§ **Your objective**
Look through the data for the string "Informationen". Copy every line where it is found.

§ **Exercise input**
◆ ◆ ◆ ◆ ◆ ◆ ◆
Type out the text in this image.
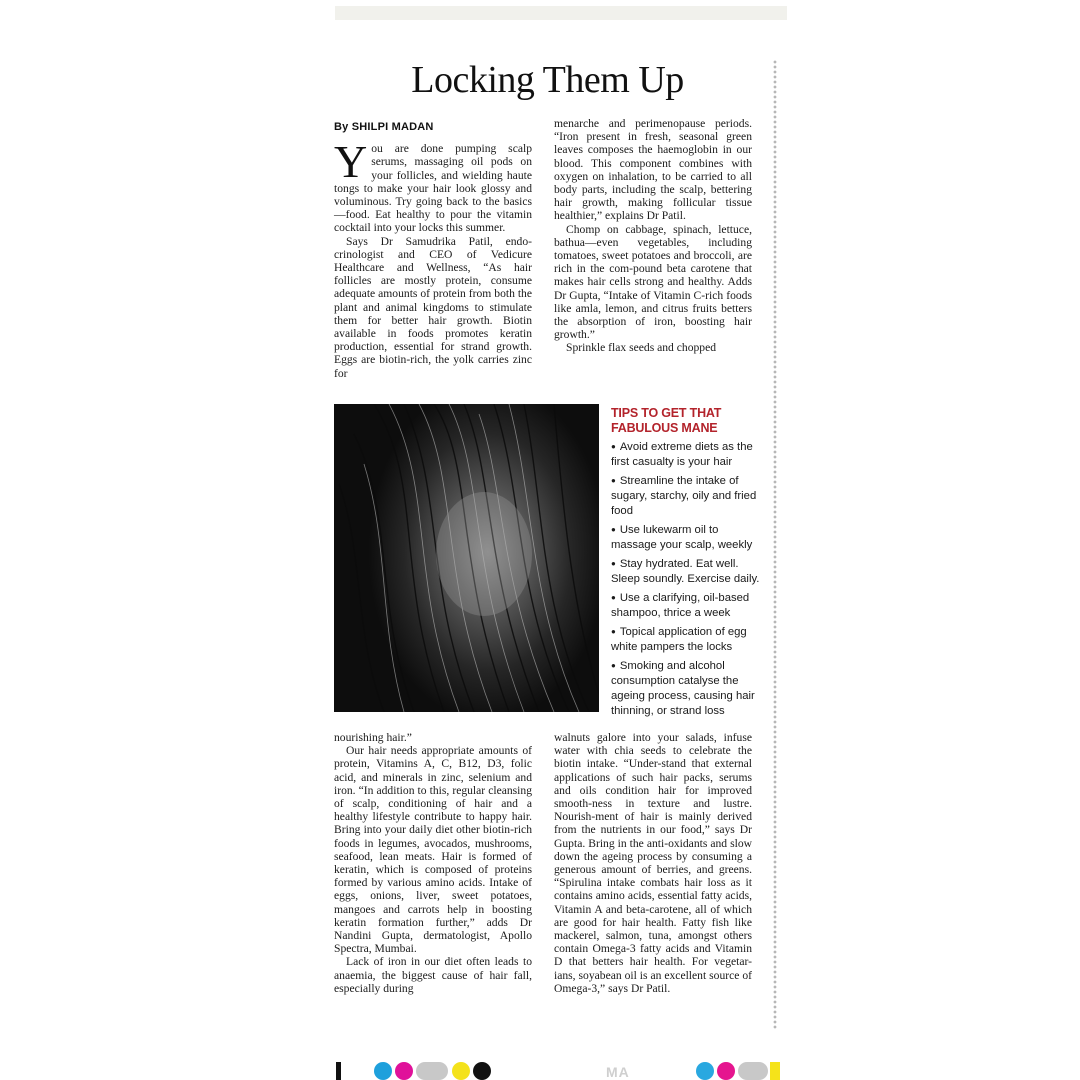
Locking Them Up
By SHILPI MADAN

You are done pumping scalp serums, massaging oil pods on your follicles, and wielding haute tongs to make your hair look glossy and voluminous. Try going back to the basics—food. Eat healthy to pour the vitamin cocktail into your locks this summer.

Says Dr Samudrika Patil, endo-crinologist and CEO of Vedicure Healthcare and Wellness, “As hair follicles are mostly protein, consume adequate amounts of protein from both the plant and animal kingdoms to stimulate them for better hair growth. Biotin available in foods promotes keratin production, essential for strand growth. Eggs are biotin-rich, the yolk carries zinc for

menarche and perimenopause periods. “Iron present in fresh, seasonal green leaves composes the haemoglobin in our blood. This component combines with oxygen on inhalation, to be carried to all body parts, including the scalp, bettering hair growth, making follicular tissue healthier,” explains Dr Patil.

Chomp on cabbage, spinach, lettuce, bathua—even vegetables, including tomatoes, sweet potatoes and broccoli, are rich in the com-pound beta carotene that makes hair cells strong and healthy. Adds Dr Gupta, “Intake of Vitamin C-rich foods like amla, lemon, and citrus fruits betters the absorption of iron, boosting hair growth.”

Sprinkle flax seeds and chopped

TIPS TO GET THAT FABULOUS MANE
● Avoid extreme diets as the first casualty is your hair
● Streamline the intake of sugary, starchy, oily and fried food
● Use lukewarm oil to massage your scalp, weekly
● Stay hydrated. Eat well. Sleep soundly. Exercise daily.
● Use a clarifying, oil-based shampoo, thrice a week
● Topical application of egg white pampers the locks
● Smoking and alcohol consumption catalyse the ageing process, causing hair thinning, or strand loss

nourishing hair.”

Our hair needs appropriate amounts of protein, Vitamins A, C, B12, D3, folic acid, and minerals in zinc, selenium and iron. “In addition to this, regular cleansing of scalp, conditioning of hair and a healthy lifestyle contribute to happy hair. Bring into your daily diet other biotin-rich foods in legumes, avocados, mushrooms, seafood, lean meats. Hair is formed of keratin, which is composed of proteins formed by various amino acids. Intake of eggs, onions, liver, sweet potatoes, mangoes and carrots help in boosting keratin formation further,” adds Dr Nandini Gupta, dermatologist, Apollo Spectra, Mumbai.

Lack of iron in our diet often leads to anaemia, the biggest cause of hair fall, especially during

walnuts galore into your salads, infuse water with chia seeds to celebrate the biotin intake. “Under-stand that external applications of such hair packs, serums and oils condition hair for improved smooth-ness in texture and lustre. Nourish-ment of hair is mainly derived from the nutrients in our food,” says Dr Gupta. Bring in the anti-oxidants and slow down the ageing process by consuming a generous amount of berries, and greens. “Spirulina intake combats hair loss as it contains amino acids, essential fatty acids, Vitamin A and beta-carotene, all of which are good for hair health. Fatty fish like mackerel, salmon, tuna, amongst others contain Omega-3 fatty acids and Vitamin D that betters hair health. For vegetar-ians, soyabean oil is an excellent source of Omega-3,” says Dr Patil.

MA
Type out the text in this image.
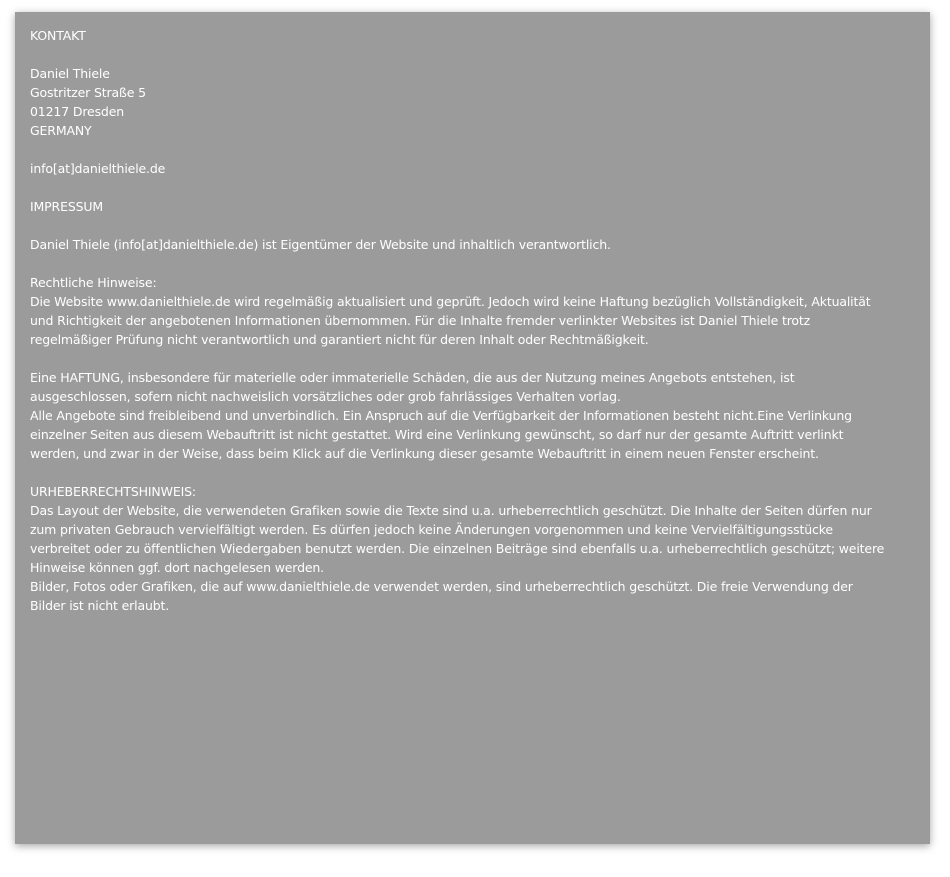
KONTAKT
Daniel Thiele
Gostritzer Straße 5
01217 Dresden
GERMANY
info[at]danielthiele.de
IMPRESSUM
Daniel Thiele (info[at]danielthiele.de) ist Eigentümer der Website und inhaltlich verantwortlich.
Rechtliche Hinweise:
Die Website www.danielthiele.de wird regelmäßig aktualisiert und geprüft. Jedoch wird keine Haftung bezüglich Vollständigkeit, Aktualität
und Richtigkeit der angebotenen Informationen übernommen. Für die Inhalte fremder verlinkter Websites ist Daniel Thiele trotz
regelmäßiger Prüfung nicht verantwortlich und garantiert nicht für deren Inhalt oder Rechtmäßigkeit.
Eine HAFTUNG, insbesondere für materielle oder immaterielle Schäden, die aus der Nutzung meines Angebots entstehen, ist
ausgeschlossen, sofern nicht nachweislich vorsätzliches oder grob fahrlässiges Verhalten vorlag.
Alle Angebote sind freibleibend und unverbindlich. Ein Anspruch auf die Verfügbarkeit der Informationen besteht nicht.Eine Verlinkung
einzelner Seiten aus diesem Webauftritt ist nicht gestattet. Wird eine Verlinkung gewünscht, so darf nur der gesamte Auftritt verlinkt
werden, und zwar in der Weise, dass beim Klick auf die Verlinkung dieser gesamte Webauftritt in einem neuen Fenster erscheint.
URHEBERRECHTSHINWEIS:
Das Layout der Website, die verwendeten Grafiken sowie die Texte sind u.a. urheberrechtlich geschützt. Die Inhalte der Seiten dürfen nur
zum privaten Gebrauch vervielfältigt werden. Es dürfen jedoch keine Änderungen vorgenommen und keine Vervielfältigungsstücke
verbreitet oder zu öffentlichen Wiedergaben benutzt werden. Die einzelnen Beiträge sind ebenfalls u.a. urheberrechtlich geschützt; weitere
Hinweise können ggf. dort nachgelesen werden.
Bilder, Fotos oder Grafiken, die auf www.danielthiele.de verwendet werden, sind urheberrechtlich geschützt. Die freie Verwendung der
Bilder ist nicht erlaubt.
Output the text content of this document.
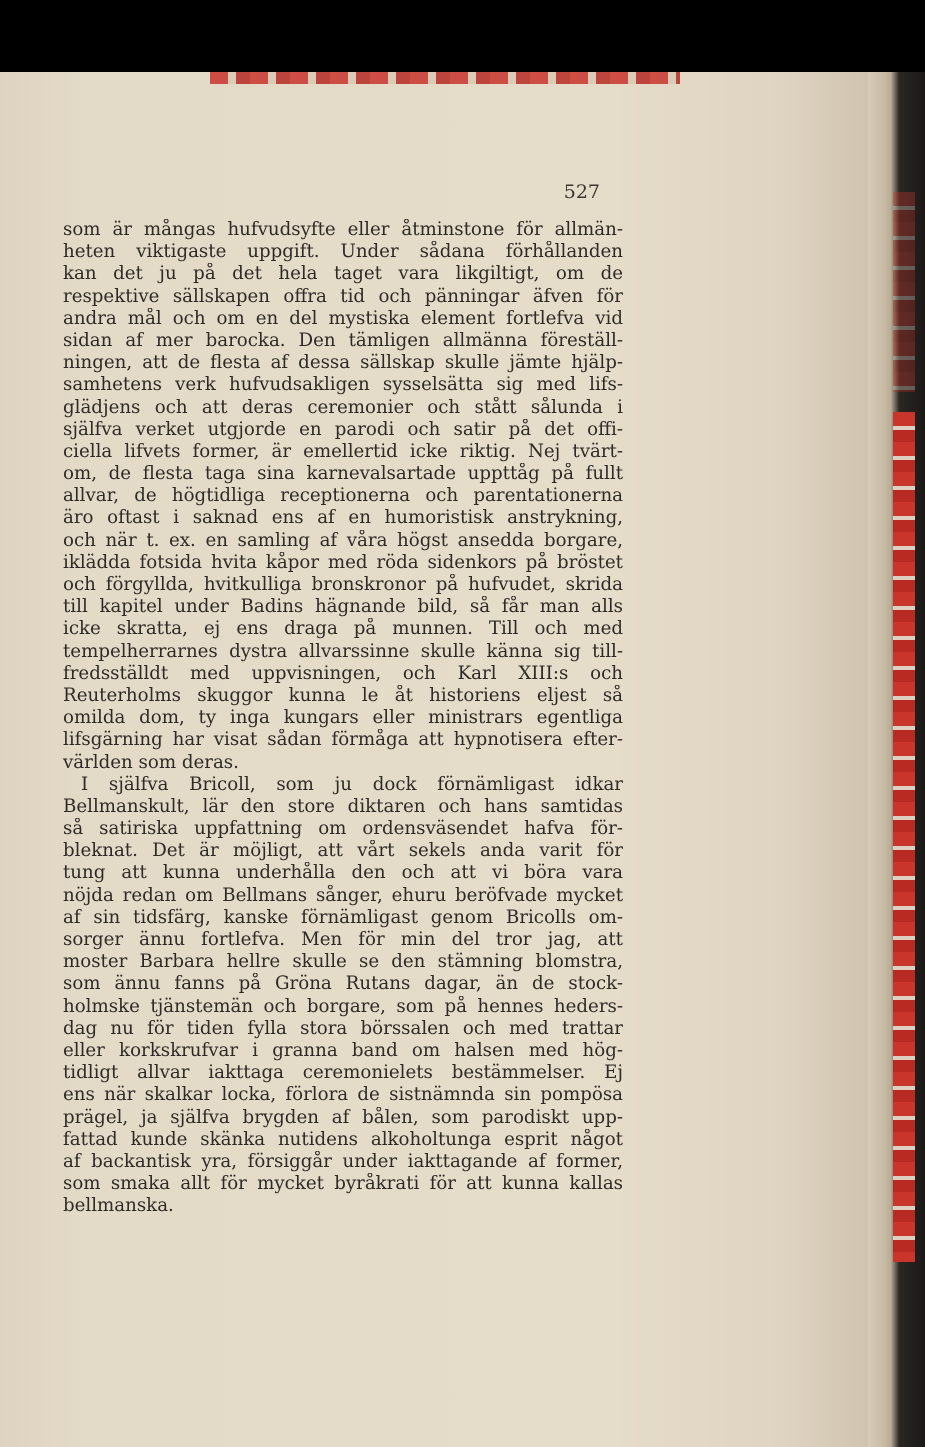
527
som är mångas hufvudsyfte eller åtminstone för allmän-
heten viktigaste uppgift. Under sådana förhållanden
kan det ju på det hela taget vara likgiltigt, om de
respektive sällskapen offra tid och pänningar äfven för
andra mål och om en del mystiska element fortlefva vid
sidan af mer barocka. Den tämligen allmänna föreställ-
ningen, att de flesta af dessa sällskap skulle jämte hjälp-
samhetens verk hufvudsakligen sysselsätta sig med lifs-
glädjens och att deras ceremonier och stått sålunda i
själfva verket utgjorde en parodi och satir på det offi-
ciella lifvets former, är emellertid icke riktig. Nej tvärt-
om, de flesta taga sina karnevalsartade uppttåg på fullt
allvar, de högtidliga receptionerna och parentationerna
äro oftast i saknad ens af en humoristisk anstrykning,
och när t. ex. en samling af våra högst ansedda borgare,
iklädda fotsida hvita kåpor med röda sidenkors på bröstet
och förgyllda, hvitkulliga bronskronor på hufvudet, skrida
till kapitel under Badins hägnande bild, så får man alls
icke skratta, ej ens draga på munnen. Till och med
tempelherrarnes dystra allvarssinne skulle känna sig till-
fredsställdt med uppvisningen, och Karl XIII:s och
Reuterholms skuggor kunna le åt historiens eljest så
omilda dom, ty inga kungars eller ministrars egentliga
lifsgärning har visat sådan förmåga att hypnotisera efter-
världen som deras.
I själfva Bricoll, som ju dock förnämligast idkar
Bellmanskult, lär den store diktaren och hans samtidas
så satiriska uppfattning om ordensväsendet hafva för-
bleknat. Det är möjligt, att vårt sekels anda varit för
tung att kunna underhålla den och att vi böra vara
nöjda redan om Bellmans sånger, ehuru beröfvade mycket
af sin tidsfärg, kanske förnämligast genom Bricolls om-
sorger ännu fortlefva. Men för min del tror jag, att
moster Barbara hellre skulle se den stämning blomstra,
som ännu fanns på Gröna Rutans dagar, än de stock-
holmske tjänstemän och borgare, som på hennes heders-
dag nu för tiden fylla stora börssalen och med trattar
eller korkskrufvar i granna band om halsen med hög-
tidligt allvar iakttaga ceremonielets bestämmelser. Ej
ens när skalkar locka, förlora de sistnämnda sin pompösa
prägel, ja själfva brygden af bålen, som parodiskt upp-
fattad kunde skänka nutidens alkoholtunga esprit något
af backantisk yra, försiggår under iakttagande af former,
som smaka allt för mycket byråkrati för att kunna kallas
bellmanska.
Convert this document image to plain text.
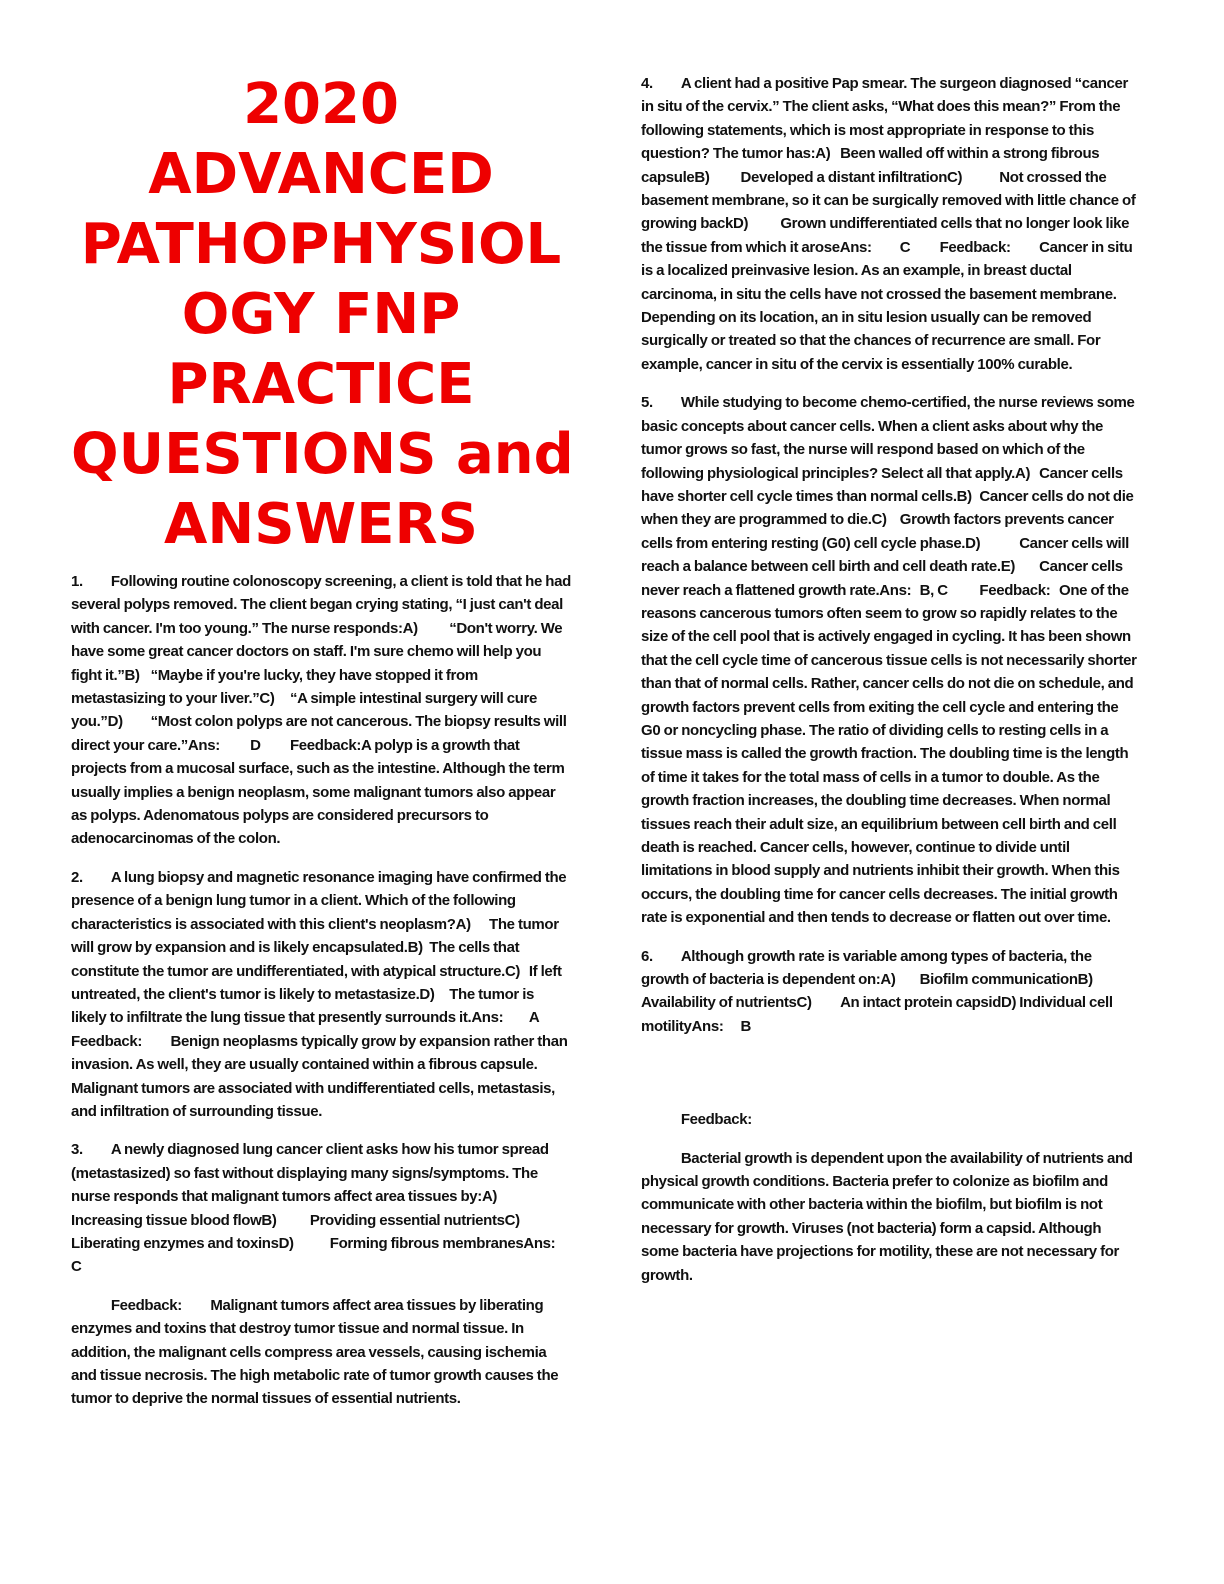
2020
ADVANCED
PATHOPHYSIOL
OGY FNP
PRACTICE
QUESTIONS and
ANSWERS

1.		Following routine colonoscopy screening, a client is told that he had several polyps removed. The client began crying stating, “I just can't deal with cancer. I'm too young.” The nurse responds:A)		“Don't worry. We have some great cancer doctors on staff. I'm sure chemo will help you fight it.”B)	“Maybe if you're lucky, they have stopped it from metastasizing to your liver.”C)	“A simple intestinal surgery will cure you.”D)		“Most colon polyps are not cancerous. The biopsy results will direct your care.”Ans:		D		Feedback:A polyp is a growth that projects from a mucosal surface, such as the intestine. Although the term usually implies a benign neoplasm, some malignant tumors also appear as polyps. Adenomatous polyps are considered precursors to adenocarcinomas of the colon.

2.		A lung biopsy and magnetic resonance imaging have confirmed the presence of a benign lung tumor in a client. Which of the following characteristics is associated with this client's neoplasm?A)	The tumor will grow by expansion and is likely encapsulated.B)	The cells that constitute the tumor are undifferentiated, with atypical structure.C)	If left untreated, the client's tumor is likely to metastasize.D)	The tumor is likely to infiltrate the lung tissue that presently surrounds it.Ans:		A		Feedback:		Benign neoplasms typically grow by expansion rather than invasion. As well, they are usually contained within a fibrous capsule. Malignant tumors are associated with undifferentiated cells, metastasis, and infiltration of surrounding tissue.

3.		A newly diagnosed lung cancer client asks how his tumor spread (metastasized) so fast without displaying many signs/symptoms. The nurse responds that malignant tumors affect area tissues by:A)	Increasing tissue blood flowB)		Providing essential nutrientsC)		Liberating enzymes and toxinsD)		Forming fibrous membranesAns:		C

		Feedback:		Malignant tumors affect area tissues by liberating enzymes and toxins that destroy tumor tissue and normal tissue. In addition, the malignant cells compress area vessels, causing ischemia and tissue necrosis. The high metabolic rate of tumor growth causes the tumor to deprive the normal tissues of essential nutrients.

4.		A client had a positive Pap smear. The surgeon diagnosed “cancer in situ of the cervix.” The client asks, “What does this mean?” From the following statements, which is most appropriate in response to this question? The tumor has:A)	Been walled off within a strong fibrous capsuleB)		Developed a distant infiltrationC)		Not crossed the basement membrane, so it can be surgically removed with little chance of growing backD)		Grown undifferentiated cells that no longer look like the tissue from which it aroseAns:		C		Feedback:		Cancer in situ is a localized preinvasive lesion. As an example, in breast ductal carcinoma, in situ the cells have not crossed the basement membrane. Depending on its location, an in situ lesion usually can be removed surgically or treated so that the chances of recurrence are small. For example, cancer in situ of the cervix is essentially 100% curable.

5.		While studying to become chemo-certified, the nurse reviews some basic concepts about cancer cells. When a client asks about why the tumor grows so fast, the nurse will respond based on which of the following physiological principles? Select all that apply.A)	Cancer cells have shorter cell cycle times than normal cells.B)	Cancer cells do not die when they are programmed to die.C)	Growth factors prevents cancer cells from entering resting (G0) cell cycle phase.D)		Cancer cells will reach a balance between cell birth and cell death rate.E)		Cancer cells never reach a flattened growth rate.Ans:	B, C		Feedback:	One of the reasons cancerous tumors often seem to grow so rapidly relates to the size of the cell pool that is actively engaged in cycling. It has been shown that the cell cycle time of cancerous tissue cells is not necessarily shorter than that of normal cells. Rather, cancer cells do not die on schedule, and growth factors prevent cells from exiting the cell cycle and entering the G0 or noncycling phase. The ratio of dividing cells to resting cells in a tissue mass is called the growth fraction. The doubling time is the length of time it takes for the total mass of cells in a tumor to double. As the growth fraction increases, the doubling time decreases. When normal tissues reach their adult size, an equilibrium between cell birth and cell death is reached. Cancer cells, however, continue to divide until limitations in blood supply and nutrients inhibit their growth. When this occurs, the doubling time for cancer cells decreases. The initial growth rate is exponential and then tends to decrease or flatten out over time.

6.		Although growth rate is variable among types of bacteria, the growth of bacteria is dependent on:A)		Biofilm communicationB)	Availability of nutrientsC)		An intact protein capsidD)	Individual cell motilityAns:	B

		Feedback:

		Bacterial growth is dependent upon the availability of nutrients and physical growth conditions. Bacteria prefer to colonize as biofilm and communicate with other bacteria within the biofilm, but biofilm is not necessary for growth. Viruses (not bacteria) form a capsid. Although some bacteria have projections for motility, these are not necessary for growth.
◆ ◆ ◆ ◆ ◆ ◆ ◆
§ **Solved exercise**
und Richtigkeit der angebotenen Informationen übernommen. Für die Inhalte fremder verlinkter Websites ist Daniel Thiele trotz
Alle Angebote sind freibleibend und unverbindlich. Ein Anspruch auf die Verfügbarkeit der Informationen besteht nicht.Eine Verlinkung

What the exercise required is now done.